Items from a data source
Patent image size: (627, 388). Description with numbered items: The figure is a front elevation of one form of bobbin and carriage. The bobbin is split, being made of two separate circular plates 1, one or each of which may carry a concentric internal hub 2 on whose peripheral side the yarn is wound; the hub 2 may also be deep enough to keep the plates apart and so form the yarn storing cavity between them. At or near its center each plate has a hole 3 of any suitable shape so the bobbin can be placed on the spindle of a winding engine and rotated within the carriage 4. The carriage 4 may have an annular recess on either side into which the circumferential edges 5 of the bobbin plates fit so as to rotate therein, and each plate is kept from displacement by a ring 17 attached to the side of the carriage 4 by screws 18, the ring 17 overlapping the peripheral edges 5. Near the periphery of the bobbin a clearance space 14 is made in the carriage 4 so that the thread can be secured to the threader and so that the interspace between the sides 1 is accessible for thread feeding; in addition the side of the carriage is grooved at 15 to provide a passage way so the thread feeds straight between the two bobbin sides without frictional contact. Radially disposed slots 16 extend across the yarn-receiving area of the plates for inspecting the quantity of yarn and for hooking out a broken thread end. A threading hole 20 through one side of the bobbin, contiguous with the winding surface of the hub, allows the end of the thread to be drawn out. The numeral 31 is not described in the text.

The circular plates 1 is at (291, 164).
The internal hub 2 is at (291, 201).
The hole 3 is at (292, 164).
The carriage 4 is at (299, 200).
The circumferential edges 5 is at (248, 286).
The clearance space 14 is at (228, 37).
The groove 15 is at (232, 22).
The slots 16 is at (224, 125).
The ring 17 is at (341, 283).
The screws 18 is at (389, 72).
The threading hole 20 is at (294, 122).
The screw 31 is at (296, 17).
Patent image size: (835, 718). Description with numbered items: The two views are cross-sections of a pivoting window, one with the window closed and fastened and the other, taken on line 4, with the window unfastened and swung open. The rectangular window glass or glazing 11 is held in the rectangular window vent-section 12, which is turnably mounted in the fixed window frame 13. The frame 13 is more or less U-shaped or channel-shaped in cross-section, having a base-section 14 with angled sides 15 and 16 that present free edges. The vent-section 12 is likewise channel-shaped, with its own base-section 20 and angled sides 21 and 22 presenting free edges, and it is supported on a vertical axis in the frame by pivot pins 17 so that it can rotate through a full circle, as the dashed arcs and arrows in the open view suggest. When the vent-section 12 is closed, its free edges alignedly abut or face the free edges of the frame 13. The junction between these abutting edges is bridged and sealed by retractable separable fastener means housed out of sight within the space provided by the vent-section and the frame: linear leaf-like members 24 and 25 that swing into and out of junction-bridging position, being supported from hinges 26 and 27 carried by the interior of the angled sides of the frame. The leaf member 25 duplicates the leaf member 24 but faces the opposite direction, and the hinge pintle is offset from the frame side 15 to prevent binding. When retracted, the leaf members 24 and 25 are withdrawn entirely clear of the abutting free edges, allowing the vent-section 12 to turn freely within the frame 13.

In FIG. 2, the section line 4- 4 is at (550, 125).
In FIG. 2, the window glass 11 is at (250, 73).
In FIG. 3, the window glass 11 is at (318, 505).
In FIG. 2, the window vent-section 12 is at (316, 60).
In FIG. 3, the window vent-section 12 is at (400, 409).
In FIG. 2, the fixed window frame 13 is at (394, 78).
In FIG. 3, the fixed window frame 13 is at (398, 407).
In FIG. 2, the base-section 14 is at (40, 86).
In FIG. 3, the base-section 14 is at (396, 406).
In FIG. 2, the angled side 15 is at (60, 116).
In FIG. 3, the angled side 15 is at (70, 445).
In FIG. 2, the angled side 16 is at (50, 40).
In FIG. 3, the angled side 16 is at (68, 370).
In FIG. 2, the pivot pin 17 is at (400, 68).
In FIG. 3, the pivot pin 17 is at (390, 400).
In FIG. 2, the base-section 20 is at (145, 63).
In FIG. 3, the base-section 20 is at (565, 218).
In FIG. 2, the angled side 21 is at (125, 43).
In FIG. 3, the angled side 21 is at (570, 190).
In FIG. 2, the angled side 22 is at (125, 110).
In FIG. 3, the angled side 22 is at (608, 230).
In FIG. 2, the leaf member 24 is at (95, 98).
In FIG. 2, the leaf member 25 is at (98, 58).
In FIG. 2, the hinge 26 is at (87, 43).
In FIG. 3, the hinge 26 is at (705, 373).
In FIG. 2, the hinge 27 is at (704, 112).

*Given exercise:* Can you put the lines between the one holding "Patent image size: (835, 718)." and the one holding "In FIG. 2, the angled side 16 is at (50, 40).", inclusive, into a numbered list with blank lines left out?

*Result for this task:*
1. Patent image size: (835, 718). Description with numbered items: The two views are cross-sections of a pivoting window, one with the window closed and fastened and the other, taken on line 4, with the window unfastened and swung open. The rectangular window glass or glazing 11 is held in the rectangular window vent-section 12, which is turnably mounted in the fixed window frame 13. The frame 13 is more or less U-shaped or channel-shaped in cross-section, having a base-section 14 with angled sides 15 and 16 that present free edges. The vent-section 12 is likewise channel-shaped, with its own base-section 20 and angled sides 21 and 22 presenting free edges, and it is supported on a vertical axis in the frame by pivot pins 17 so that it can rotate through a full circle, as the dashed arcs and arrows in the open view suggest. When the vent-section 12 is closed, its free edges alignedly abut or face the free edges of the frame 13. The junction between these abutting edges is bridged and sealed by retractable separable fastener means housed out of sight within the space provided by the vent-section and the frame: linear leaf-like members 24 and 25 that swing into and out of junction-bridging position, being supported from hinges 26 and 27 carried by the interior of the angled sides of the frame. The leaf member 25 duplicates the leaf member 24 but faces the opposite direction, and the hinge pintle is offset from the frame side 15 to prevent binding. When retracted, the leaf members 24 and 25 are withdrawn entirely clear of the abutting free edges, allowing the vent-section 12 to turn freely within the frame 13.
2. In FIG. 2, the section line 4- 4 is at (550, 125).
3. In FIG. 2, the window glass 11 is at (250, 73).
4. In FIG. 3, the window glass 11 is at (318, 505).
5. In FIG. 2, the window vent-section 12 is at (316, 60).
6. In FIG. 3, the window vent-section 12 is at (400, 409).
7. In FIG. 2, the fixed window frame 13 is at (394, 78).
8. In FIG. 3, the fixed window frame 13 is at (398, 407).
9. In FIG. 2, the base-section 14 is at (40, 86).
10. In FIG. 3, the base-section 14 is at (396, 406).
11. In FIG. 2, the angled side 15 is at (60, 116).
12. In FIG. 3, the angled side 15 is at (70, 445).
13. In FIG. 2, the angled side 16 is at (50, 40).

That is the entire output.